• Task prompt:
Without including any images, repeat the data exactly.

• Data rows:

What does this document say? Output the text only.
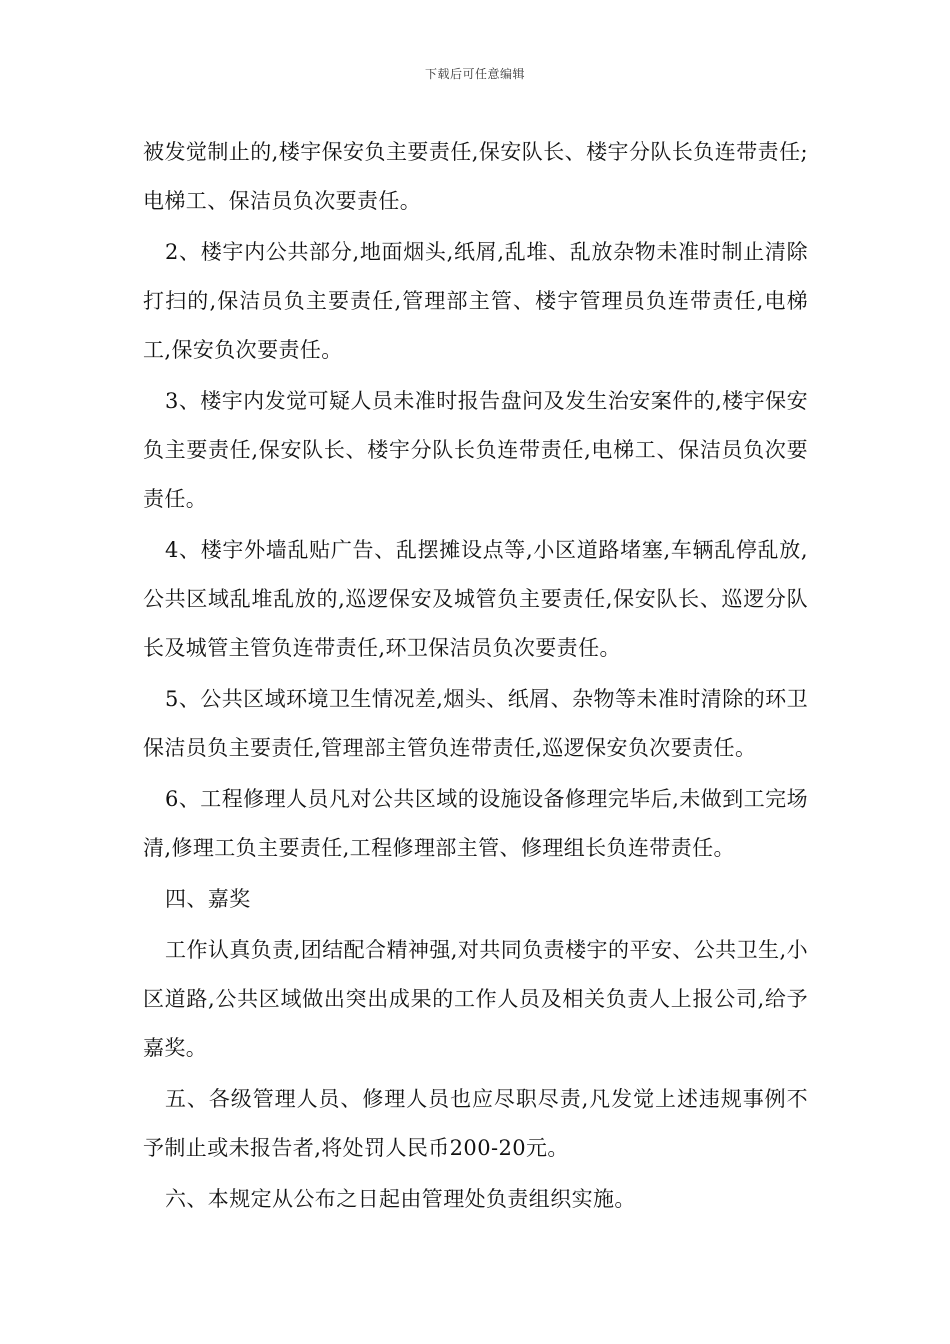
下载后可任意编辑

被发觉制止的,楼宇保安负主要责任,保安队长、楼宇分队长负连带责任;电梯工、保洁员负次要责任。

2、楼宇内公共部分,地面烟头,纸屑,乱堆、乱放杂物未准时制止清除打扫的,保洁员负主要责任,管理部主管、楼宇管理员负连带责任,电梯工,保安负次要责任。

3、楼宇内发觉可疑人员未准时报告盘问及发生治安案件的,楼宇保安负主要责任,保安队长、楼宇分队长负连带责任,电梯工、保洁员负次要责任。

4、楼宇外墙乱贴广告、乱摆摊设点等,小区道路堵塞,车辆乱停乱放,公共区域乱堆乱放的,巡逻保安及城管负主要责任,保安队长、巡逻分队长及城管主管负连带责任,环卫保洁员负次要责任。

5、公共区域环境卫生情况差,烟头、纸屑、杂物等未准时清除的环卫保洁员负主要责任,管理部主管负连带责任,巡逻保安负次要责任。

6、工程修理人员凡对公共区域的设施设备修理完毕后,未做到工完场清,修理工负主要责任,工程修理部主管、修理组长负连带责任。

四、嘉奖

工作认真负责,团结配合精神强,对共同负责楼宇的平安、公共卫生,小区道路,公共区域做出突出成果的工作人员及相关负责人上报公司,给予嘉奖。

五、各级管理人员、修理人员也应尽职尽责,凡发觉上述违规事例不予制止或未报告者,将处罚人民币200-20元。

六、本规定从公布之日起由管理处负责组织实施。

• Task solution:
What does this document say? Output the text only.
下载后可任意编辑

被发觉制止的,楼宇保安负主要责任,保安队长、楼宇分队长负连带责任;电梯工、保洁员负次要责任。

2、楼宇内公共部分,地面烟头,纸屑,乱堆、乱放杂物未准时制止清除打扫的,保洁员负主要责任,管理部主管、楼宇管理员负连带责任,电梯工,保安负次要责任。

3、楼宇内发觉可疑人员未准时报告盘问及发生治安案件的,楼宇保安负主要责任,保安队长、楼宇分队长负连带责任,电梯工、保洁员负次要责任。

4、楼宇外墙乱贴广告、乱摆摊设点等,小区道路堵塞,车辆乱停乱放,公共区域乱堆乱放的,巡逻保安及城管负主要责任,保安队长、巡逻分队长及城管主管负连带责任,环卫保洁员负次要责任。

5、公共区域环境卫生情况差,烟头、纸屑、杂物等未准时清除的环卫保洁员负主要责任,管理部主管负连带责任,巡逻保安负次要责任。

6、工程修理人员凡对公共区域的设施设备修理完毕后,未做到工完场清,修理工负主要责任,工程修理部主管、修理组长负连带责任。

四、嘉奖

工作认真负责,团结配合精神强,对共同负责楼宇的平安、公共卫生,小区道路,公共区域做出突出成果的工作人员及相关负责人上报公司,给予嘉奖。

五、各级管理人员、修理人员也应尽职尽责,凡发觉上述违规事例不予制止或未报告者,将处罚人民币200-20元。

六、本规定从公布之日起由管理处负责组织实施。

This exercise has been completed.